__Objective__: Could you update every "Ablaq Censorship" in the data below to "Snake Plant" and return all the lines with nothing else changed?

# # # # # # #

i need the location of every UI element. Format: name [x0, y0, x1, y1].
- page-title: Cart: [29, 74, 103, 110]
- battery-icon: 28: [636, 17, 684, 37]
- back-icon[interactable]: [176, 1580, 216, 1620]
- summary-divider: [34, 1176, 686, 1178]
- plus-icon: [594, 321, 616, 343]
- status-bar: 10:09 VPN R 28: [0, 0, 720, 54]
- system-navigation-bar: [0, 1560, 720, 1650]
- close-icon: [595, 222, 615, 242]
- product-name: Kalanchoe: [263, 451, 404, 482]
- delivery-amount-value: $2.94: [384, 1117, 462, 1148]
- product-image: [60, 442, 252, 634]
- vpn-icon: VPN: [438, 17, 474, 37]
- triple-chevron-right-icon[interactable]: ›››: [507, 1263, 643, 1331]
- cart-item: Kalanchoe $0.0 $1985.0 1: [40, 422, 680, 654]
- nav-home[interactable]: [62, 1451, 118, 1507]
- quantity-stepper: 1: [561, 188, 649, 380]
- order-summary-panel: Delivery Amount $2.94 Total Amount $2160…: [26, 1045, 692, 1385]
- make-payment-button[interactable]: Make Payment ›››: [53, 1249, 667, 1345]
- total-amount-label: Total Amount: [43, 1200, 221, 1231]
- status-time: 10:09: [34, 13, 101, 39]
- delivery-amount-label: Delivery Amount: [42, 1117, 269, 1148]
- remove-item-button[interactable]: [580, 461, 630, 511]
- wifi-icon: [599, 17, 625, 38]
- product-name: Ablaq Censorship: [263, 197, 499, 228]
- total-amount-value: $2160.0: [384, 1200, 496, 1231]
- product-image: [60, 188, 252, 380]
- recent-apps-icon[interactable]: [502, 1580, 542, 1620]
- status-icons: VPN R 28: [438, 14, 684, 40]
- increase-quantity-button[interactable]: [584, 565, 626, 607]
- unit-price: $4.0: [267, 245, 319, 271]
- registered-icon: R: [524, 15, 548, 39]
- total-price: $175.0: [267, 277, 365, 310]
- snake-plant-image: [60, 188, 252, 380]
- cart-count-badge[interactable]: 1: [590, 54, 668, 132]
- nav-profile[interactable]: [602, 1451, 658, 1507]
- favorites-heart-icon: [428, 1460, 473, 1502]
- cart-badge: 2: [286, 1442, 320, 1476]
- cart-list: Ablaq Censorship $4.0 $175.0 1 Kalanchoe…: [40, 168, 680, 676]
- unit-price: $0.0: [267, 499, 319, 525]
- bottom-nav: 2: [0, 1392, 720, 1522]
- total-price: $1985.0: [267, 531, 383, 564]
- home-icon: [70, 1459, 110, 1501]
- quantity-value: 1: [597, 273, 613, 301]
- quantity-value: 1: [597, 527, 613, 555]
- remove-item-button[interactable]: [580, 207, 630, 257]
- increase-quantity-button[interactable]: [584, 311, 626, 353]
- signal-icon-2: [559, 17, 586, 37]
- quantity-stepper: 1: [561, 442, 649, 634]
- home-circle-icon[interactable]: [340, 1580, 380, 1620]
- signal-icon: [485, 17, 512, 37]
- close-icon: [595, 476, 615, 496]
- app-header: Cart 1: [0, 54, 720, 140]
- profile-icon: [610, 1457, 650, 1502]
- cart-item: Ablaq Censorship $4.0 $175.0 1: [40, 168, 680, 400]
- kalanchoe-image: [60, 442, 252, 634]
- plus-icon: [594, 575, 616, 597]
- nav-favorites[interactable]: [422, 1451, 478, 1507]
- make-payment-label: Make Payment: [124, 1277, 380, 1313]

# # # # # # #

__Response to the exercise__:
i need the location of every UI element. Format: name [x0, y0, x1, y1].
- page-title: Cart: [29, 74, 103, 110]
- battery-icon: 28: [636, 17, 684, 37]
- back-icon[interactable]: [176, 1580, 216, 1620]
- summary-divider: [34, 1176, 686, 1178]
- plus-icon: [594, 321, 616, 343]
- status-bar: 10:09 VPN R 28: [0, 0, 720, 54]
- system-navigation-bar: [0, 1560, 720, 1650]
- close-icon: [595, 222, 615, 242]
- product-name: Kalanchoe: [263, 451, 404, 482]
- delivery-amount-value: $2.94: [384, 1117, 462, 1148]
- product-image: [60, 442, 252, 634]
- vpn-icon: VPN: [438, 17, 474, 37]
- triple-chevron-right-icon[interactable]: ›››: [507, 1263, 643, 1331]
- cart-item: Kalanchoe $0.0 $1985.0 1: [40, 422, 680, 654]
- nav-home[interactable]: [62, 1451, 118, 1507]
- quantity-stepper: 1: [561, 188, 649, 380]
- order-summary-panel: Delivery Amount $2.94 Total Amount $2160…: [26, 1045, 692, 1385]
- make-payment-button[interactable]: Make Payment ›››: [53, 1249, 667, 1345]
- total-amount-label: Total Amount: [43, 1200, 221, 1231]
- status-time: 10:09: [34, 13, 101, 39]
- delivery-amount-label: Delivery Amount: [42, 1117, 269, 1148]
- remove-item-button[interactable]: [580, 461, 630, 511]
- wifi-icon: [599, 17, 625, 38]
- product-name: Snake Plant: [263, 197, 499, 228]
- total-amount-value: $2160.0: [384, 1200, 496, 1231]
- product-image: [60, 188, 252, 380]
- recent-apps-icon[interactable]: [502, 1580, 542, 1620]
- status-icons: VPN R 28: [438, 14, 684, 40]
- increase-quantity-button[interactable]: [584, 565, 626, 607]
- unit-price: $4.0: [267, 245, 319, 271]
- registered-icon: R: [524, 15, 548, 39]
- total-price: $175.0: [267, 277, 365, 310]
- snake-plant-image: [60, 188, 252, 380]
- cart-count-badge[interactable]: 1: [590, 54, 668, 132]
- nav-profile[interactable]: [602, 1451, 658, 1507]
- favorites-heart-icon: [428, 1460, 473, 1502]
- cart-badge: 2: [286, 1442, 320, 1476]
- cart-list: Snake Plant $4.0 $175.0 1 Kalanchoe…: [40, 168, 680, 676]
- unit-price: $0.0: [267, 499, 319, 525]
- bottom-nav: 2: [0, 1392, 720, 1522]
- total-price: $1985.0: [267, 531, 383, 564]
- home-icon: [70, 1459, 110, 1501]
- quantity-value: 1: [597, 273, 613, 301]
- quantity-value: 1: [597, 527, 613, 555]
- remove-item-button[interactable]: [580, 207, 630, 257]
- increase-quantity-button[interactable]: [584, 311, 626, 353]
- signal-icon-2: [559, 17, 586, 37]
- quantity-stepper: 1: [561, 442, 649, 634]
- home-circle-icon[interactable]: [340, 1580, 380, 1620]
- signal-icon: [485, 17, 512, 37]
- close-icon: [595, 476, 615, 496]
- app-header: Cart 1: [0, 54, 720, 140]
- profile-icon: [610, 1457, 650, 1502]
- cart-item: Snake Plant $4.0 $175.0 1: [40, 168, 680, 400]
- kalanchoe-image: [60, 442, 252, 634]
- plus-icon: [594, 575, 616, 597]
- nav-favorites[interactable]: [422, 1451, 478, 1507]
- make-payment-label: Make Payment: [124, 1277, 380, 1313]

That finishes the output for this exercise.